→ **Rows from a dataset**:
☆ ☆ ☆ ☆
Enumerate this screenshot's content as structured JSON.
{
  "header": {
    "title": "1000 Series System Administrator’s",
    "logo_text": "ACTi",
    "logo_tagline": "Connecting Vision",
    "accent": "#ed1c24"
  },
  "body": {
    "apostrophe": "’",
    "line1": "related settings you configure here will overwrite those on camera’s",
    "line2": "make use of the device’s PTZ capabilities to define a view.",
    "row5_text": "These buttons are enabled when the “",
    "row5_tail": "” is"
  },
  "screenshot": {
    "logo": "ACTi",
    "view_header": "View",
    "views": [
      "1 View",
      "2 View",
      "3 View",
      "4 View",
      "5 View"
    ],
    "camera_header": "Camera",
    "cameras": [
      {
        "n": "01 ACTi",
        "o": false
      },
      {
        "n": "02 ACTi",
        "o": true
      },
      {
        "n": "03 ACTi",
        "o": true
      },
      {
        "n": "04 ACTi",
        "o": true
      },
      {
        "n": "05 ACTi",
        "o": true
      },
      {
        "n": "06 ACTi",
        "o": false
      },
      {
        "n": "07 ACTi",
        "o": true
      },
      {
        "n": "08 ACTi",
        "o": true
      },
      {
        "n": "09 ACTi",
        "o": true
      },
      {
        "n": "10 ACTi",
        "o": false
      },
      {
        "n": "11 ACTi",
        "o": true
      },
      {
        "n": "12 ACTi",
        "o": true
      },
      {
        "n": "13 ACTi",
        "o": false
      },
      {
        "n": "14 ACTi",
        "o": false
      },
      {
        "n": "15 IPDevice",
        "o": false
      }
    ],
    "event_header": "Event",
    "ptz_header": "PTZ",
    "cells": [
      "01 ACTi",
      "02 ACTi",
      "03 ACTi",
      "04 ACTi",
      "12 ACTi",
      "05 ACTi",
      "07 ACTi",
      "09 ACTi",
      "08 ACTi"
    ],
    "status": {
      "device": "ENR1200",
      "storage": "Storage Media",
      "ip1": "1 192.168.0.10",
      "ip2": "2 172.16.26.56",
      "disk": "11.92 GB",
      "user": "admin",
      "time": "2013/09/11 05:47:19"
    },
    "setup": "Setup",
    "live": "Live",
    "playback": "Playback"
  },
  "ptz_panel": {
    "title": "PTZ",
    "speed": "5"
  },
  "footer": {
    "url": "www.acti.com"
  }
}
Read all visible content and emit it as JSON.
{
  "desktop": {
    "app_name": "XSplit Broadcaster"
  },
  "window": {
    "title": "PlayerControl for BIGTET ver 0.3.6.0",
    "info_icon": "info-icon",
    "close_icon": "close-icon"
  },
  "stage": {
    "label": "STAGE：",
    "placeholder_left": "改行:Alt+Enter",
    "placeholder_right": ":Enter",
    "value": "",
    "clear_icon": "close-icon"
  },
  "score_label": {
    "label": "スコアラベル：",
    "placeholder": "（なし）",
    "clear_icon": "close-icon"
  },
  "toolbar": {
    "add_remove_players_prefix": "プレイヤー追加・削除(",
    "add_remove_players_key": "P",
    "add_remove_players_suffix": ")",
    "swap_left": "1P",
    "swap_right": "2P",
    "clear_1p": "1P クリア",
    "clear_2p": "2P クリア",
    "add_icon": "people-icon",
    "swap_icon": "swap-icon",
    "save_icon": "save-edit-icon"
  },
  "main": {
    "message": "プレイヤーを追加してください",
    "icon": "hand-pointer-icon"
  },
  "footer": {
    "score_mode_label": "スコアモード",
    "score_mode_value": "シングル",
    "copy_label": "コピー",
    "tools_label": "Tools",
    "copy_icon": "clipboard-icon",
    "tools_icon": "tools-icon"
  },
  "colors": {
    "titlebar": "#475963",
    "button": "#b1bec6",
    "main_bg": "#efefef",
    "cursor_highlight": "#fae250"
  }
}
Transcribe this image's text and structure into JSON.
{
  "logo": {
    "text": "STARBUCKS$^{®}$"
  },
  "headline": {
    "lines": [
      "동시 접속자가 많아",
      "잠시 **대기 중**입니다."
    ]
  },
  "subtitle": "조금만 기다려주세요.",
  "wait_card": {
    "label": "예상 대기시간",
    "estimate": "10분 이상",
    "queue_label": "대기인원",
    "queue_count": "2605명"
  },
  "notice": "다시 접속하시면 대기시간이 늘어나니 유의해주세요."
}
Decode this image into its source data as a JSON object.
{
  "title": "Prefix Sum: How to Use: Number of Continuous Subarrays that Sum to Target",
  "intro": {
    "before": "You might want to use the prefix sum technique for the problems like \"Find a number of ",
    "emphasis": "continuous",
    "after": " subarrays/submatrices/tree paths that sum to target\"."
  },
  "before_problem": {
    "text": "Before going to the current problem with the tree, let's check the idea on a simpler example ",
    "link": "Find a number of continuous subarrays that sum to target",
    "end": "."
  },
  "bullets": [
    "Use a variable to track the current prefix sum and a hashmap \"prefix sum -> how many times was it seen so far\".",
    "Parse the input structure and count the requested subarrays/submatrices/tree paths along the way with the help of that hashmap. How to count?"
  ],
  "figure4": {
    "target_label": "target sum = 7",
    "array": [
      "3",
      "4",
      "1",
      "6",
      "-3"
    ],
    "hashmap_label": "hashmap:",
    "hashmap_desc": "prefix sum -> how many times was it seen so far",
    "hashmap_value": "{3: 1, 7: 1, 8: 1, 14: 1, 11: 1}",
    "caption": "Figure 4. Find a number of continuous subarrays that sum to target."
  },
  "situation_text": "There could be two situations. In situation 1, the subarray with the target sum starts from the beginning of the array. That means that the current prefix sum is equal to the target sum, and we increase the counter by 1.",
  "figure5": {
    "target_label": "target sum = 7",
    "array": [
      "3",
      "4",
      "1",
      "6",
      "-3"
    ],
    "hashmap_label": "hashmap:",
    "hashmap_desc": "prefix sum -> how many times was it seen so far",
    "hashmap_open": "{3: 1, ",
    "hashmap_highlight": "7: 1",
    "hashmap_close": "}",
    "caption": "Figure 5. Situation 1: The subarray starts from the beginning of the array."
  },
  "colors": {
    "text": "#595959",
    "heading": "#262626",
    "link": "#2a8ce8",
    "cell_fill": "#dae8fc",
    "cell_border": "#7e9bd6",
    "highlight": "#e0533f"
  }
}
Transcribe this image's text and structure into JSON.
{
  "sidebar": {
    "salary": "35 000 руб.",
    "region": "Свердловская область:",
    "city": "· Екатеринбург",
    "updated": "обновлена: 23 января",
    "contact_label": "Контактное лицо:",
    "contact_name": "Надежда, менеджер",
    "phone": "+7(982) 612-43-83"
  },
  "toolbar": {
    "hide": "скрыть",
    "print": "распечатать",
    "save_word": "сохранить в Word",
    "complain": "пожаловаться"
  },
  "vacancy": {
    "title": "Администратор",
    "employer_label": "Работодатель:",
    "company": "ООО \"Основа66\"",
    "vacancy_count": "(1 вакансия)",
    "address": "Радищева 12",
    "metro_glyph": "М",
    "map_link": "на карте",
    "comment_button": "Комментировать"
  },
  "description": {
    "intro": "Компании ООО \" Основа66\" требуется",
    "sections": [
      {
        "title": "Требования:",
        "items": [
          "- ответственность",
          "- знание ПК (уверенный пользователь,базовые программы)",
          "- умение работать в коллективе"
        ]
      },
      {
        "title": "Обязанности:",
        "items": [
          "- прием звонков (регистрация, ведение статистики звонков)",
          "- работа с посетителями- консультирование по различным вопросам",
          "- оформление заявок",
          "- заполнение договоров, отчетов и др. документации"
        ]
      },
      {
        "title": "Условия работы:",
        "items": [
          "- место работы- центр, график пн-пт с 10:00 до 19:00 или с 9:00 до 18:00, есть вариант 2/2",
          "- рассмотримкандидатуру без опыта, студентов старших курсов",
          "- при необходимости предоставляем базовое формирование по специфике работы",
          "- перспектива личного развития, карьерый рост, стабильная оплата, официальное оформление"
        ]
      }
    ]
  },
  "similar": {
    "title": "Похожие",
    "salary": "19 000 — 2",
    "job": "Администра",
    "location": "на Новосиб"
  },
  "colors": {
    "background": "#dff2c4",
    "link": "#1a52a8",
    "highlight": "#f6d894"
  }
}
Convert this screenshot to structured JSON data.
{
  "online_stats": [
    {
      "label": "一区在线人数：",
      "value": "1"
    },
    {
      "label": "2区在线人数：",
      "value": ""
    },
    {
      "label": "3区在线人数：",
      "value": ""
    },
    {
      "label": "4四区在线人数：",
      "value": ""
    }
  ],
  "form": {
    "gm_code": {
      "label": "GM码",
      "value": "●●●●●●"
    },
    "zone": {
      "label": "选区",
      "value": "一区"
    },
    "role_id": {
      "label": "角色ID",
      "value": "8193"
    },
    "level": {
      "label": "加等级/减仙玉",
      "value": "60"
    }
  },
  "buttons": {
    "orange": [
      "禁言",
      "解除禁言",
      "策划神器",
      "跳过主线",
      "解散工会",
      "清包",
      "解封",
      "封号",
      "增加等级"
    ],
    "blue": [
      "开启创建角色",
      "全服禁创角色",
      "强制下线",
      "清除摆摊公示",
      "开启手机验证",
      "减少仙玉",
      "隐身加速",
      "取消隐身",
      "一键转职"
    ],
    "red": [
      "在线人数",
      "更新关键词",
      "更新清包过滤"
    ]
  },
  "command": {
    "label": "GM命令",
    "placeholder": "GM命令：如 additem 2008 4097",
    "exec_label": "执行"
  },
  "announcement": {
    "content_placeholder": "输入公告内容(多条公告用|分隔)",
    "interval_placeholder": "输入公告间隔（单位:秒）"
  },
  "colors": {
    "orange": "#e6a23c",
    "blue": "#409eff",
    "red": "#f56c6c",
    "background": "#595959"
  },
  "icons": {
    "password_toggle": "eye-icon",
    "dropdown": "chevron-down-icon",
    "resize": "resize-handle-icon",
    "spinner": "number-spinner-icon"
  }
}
☆ ☆ ☆ ☆
→ **Objective**: Pull out every line above that holds the word "paths".

→ **Solution to the exercise**:
    "after": " subarrays/submatrices/tree paths that sum to target\"."
    "Parse the input structure and count the requested subarrays/submatrices/tree paths along the way with the help of that hashmap. How to count?"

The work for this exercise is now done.